Pick out the lines below with "this" and list them.

── Entries supplied

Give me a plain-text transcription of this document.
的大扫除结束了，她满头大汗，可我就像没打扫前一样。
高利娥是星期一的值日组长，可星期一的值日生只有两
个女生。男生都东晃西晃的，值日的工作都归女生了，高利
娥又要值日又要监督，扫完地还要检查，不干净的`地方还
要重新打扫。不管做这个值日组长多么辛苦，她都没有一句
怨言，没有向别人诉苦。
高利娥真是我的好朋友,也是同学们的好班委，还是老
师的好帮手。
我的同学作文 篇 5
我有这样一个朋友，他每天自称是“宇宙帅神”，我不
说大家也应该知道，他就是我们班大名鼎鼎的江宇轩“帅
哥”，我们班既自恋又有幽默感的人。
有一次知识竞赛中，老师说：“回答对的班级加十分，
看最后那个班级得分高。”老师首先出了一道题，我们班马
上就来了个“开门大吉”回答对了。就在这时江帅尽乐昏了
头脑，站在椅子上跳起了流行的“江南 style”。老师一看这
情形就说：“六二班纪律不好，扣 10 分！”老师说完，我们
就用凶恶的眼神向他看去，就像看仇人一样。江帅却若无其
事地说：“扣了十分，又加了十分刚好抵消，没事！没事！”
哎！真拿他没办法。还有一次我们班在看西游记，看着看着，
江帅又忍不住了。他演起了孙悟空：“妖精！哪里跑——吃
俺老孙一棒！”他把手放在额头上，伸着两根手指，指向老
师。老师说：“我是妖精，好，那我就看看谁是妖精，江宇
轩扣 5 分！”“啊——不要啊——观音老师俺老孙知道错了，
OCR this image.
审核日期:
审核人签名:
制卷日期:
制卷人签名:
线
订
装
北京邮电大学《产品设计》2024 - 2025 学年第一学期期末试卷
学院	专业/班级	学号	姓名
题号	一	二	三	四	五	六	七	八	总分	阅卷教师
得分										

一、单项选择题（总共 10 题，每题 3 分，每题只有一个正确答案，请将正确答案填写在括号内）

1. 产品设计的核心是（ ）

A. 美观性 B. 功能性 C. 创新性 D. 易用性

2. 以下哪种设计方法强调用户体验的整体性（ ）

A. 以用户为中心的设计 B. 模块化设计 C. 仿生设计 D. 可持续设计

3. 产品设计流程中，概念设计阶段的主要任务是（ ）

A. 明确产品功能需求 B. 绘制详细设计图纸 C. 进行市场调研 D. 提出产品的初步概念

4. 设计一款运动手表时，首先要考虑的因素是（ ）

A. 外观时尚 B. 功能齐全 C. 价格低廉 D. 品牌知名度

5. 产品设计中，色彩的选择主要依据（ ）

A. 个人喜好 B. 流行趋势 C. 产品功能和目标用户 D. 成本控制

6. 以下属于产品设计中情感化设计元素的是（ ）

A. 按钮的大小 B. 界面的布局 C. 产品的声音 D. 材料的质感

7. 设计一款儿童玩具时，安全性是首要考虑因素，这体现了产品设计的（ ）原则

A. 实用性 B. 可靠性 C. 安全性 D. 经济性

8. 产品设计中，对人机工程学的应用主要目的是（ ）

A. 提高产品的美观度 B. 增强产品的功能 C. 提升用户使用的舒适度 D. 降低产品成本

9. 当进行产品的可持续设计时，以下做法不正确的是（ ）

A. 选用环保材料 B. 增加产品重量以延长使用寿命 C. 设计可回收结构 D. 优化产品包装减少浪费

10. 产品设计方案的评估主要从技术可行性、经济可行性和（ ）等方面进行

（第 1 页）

────
── Entries supplied

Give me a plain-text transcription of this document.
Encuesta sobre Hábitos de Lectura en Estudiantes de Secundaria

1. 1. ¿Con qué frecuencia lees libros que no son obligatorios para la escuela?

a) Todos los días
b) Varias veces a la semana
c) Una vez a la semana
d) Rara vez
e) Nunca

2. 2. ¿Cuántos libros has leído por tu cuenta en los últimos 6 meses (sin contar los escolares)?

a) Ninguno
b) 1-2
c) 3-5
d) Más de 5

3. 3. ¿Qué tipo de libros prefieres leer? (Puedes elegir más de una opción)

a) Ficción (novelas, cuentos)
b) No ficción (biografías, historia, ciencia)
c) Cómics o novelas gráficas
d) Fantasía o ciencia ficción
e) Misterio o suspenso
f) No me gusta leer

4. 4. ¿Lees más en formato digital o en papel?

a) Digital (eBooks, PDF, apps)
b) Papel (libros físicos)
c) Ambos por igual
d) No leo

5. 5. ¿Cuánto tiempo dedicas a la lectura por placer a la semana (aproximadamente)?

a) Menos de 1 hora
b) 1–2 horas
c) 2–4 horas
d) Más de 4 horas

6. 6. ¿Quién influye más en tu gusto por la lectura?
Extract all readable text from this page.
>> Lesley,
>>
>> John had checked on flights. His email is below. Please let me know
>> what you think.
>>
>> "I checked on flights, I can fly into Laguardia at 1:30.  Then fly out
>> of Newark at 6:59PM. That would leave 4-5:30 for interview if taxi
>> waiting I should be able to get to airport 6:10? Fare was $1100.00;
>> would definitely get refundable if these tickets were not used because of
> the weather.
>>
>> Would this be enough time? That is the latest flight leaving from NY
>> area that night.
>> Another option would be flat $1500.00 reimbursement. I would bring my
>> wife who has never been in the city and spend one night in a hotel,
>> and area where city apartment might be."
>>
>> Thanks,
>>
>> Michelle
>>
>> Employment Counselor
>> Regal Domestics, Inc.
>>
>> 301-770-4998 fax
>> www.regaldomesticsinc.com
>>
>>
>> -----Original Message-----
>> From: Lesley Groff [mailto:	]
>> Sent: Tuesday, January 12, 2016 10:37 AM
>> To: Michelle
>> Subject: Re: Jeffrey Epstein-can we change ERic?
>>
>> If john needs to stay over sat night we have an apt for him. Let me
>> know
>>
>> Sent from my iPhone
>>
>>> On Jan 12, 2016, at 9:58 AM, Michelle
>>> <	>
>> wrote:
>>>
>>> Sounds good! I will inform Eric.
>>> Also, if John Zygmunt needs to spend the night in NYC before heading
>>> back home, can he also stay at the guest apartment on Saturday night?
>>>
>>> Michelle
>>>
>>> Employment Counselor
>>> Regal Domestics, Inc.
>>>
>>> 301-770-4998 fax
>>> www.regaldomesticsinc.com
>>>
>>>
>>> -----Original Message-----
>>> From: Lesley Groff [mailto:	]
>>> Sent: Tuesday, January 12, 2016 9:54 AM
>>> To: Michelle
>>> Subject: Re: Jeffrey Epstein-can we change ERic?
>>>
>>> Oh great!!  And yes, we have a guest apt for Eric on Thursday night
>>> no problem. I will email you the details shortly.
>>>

────

- _Exercise result_:
Give me a plain-text transcription of this document.
OCR this image.
Give me a plain-text transcription of this document.
Extract all readable text from this page.
>> Would this be enough time? That is the latest flight leaving from NY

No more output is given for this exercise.